List each line holding the string "Professionals".

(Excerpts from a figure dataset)

---------------

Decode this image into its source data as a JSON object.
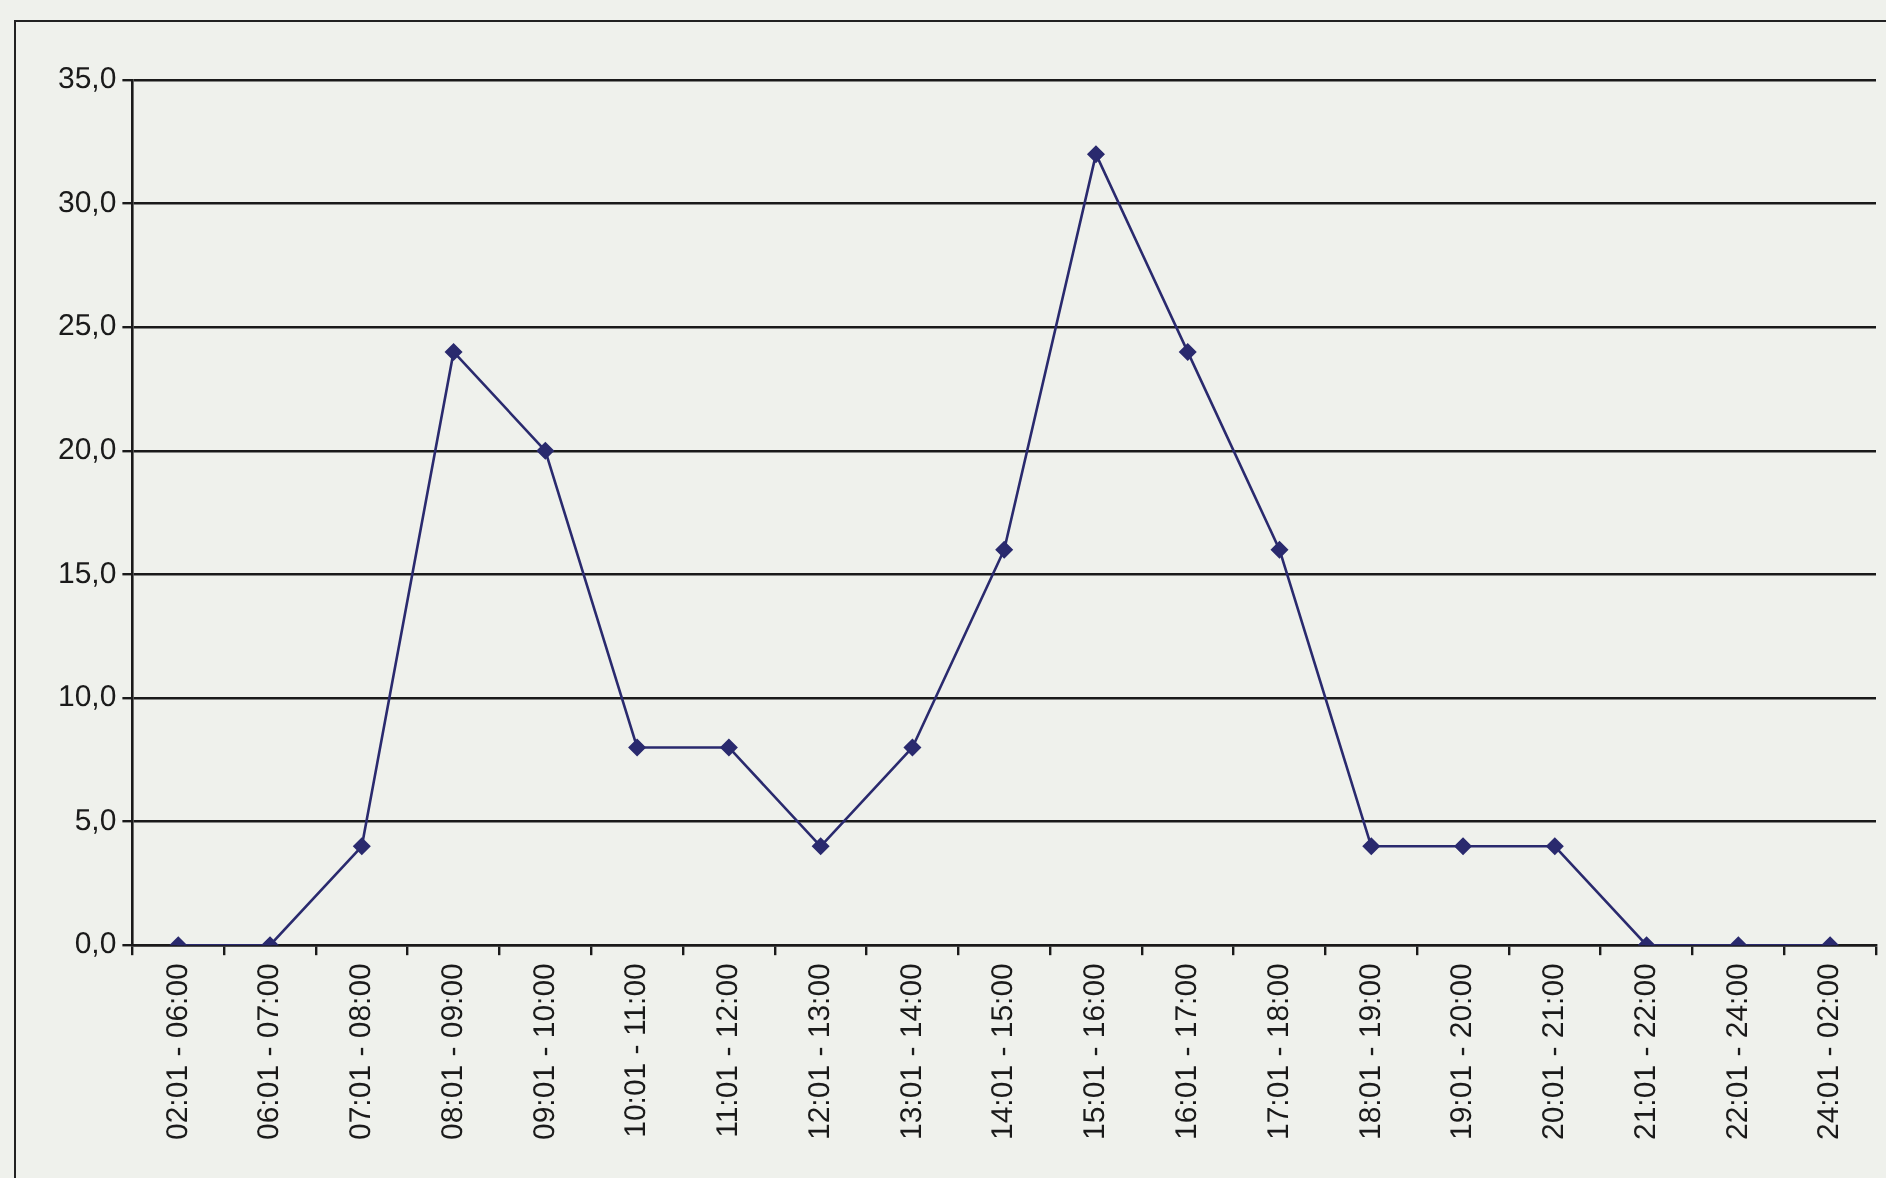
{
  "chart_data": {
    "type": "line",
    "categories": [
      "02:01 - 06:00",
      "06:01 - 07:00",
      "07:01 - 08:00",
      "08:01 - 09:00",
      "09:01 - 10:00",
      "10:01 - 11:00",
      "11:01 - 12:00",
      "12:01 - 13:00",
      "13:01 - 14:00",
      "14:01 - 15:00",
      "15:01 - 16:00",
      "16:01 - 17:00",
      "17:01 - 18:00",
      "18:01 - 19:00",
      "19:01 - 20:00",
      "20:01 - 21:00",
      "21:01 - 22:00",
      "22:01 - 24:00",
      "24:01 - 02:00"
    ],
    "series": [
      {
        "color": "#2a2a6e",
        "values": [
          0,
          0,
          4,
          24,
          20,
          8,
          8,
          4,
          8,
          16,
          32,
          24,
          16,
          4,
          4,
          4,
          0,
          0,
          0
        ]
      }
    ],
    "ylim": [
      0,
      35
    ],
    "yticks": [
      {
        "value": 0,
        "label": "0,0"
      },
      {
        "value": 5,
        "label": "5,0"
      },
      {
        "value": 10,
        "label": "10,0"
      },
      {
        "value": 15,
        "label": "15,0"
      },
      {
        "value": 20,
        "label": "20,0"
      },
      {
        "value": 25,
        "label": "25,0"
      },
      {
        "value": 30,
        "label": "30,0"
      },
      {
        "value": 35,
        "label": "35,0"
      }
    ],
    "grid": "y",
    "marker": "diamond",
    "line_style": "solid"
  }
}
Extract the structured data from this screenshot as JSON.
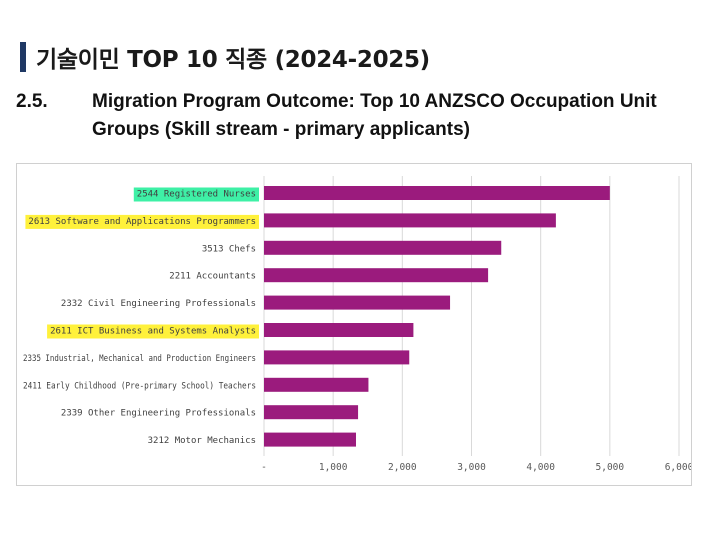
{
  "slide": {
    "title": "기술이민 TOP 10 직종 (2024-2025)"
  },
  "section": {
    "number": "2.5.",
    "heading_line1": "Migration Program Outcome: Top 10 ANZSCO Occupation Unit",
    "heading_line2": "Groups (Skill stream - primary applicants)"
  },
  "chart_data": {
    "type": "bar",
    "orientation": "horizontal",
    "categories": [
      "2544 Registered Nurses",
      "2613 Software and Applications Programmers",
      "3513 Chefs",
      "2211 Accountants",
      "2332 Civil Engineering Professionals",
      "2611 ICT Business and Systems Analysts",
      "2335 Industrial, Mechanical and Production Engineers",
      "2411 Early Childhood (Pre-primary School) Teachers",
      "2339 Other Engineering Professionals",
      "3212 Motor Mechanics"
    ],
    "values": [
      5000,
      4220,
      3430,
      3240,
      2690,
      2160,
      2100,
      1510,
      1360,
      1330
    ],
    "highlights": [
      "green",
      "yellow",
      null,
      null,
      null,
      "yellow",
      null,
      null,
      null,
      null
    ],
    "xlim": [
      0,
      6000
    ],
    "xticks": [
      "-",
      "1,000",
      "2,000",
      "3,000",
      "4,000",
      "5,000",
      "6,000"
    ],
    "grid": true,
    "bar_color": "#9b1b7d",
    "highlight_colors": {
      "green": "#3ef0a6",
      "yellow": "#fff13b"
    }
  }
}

---------------

* Solution for this task *
      "2332 Civil Engineering Professionals",
      "2339 Other Engineering Professionals",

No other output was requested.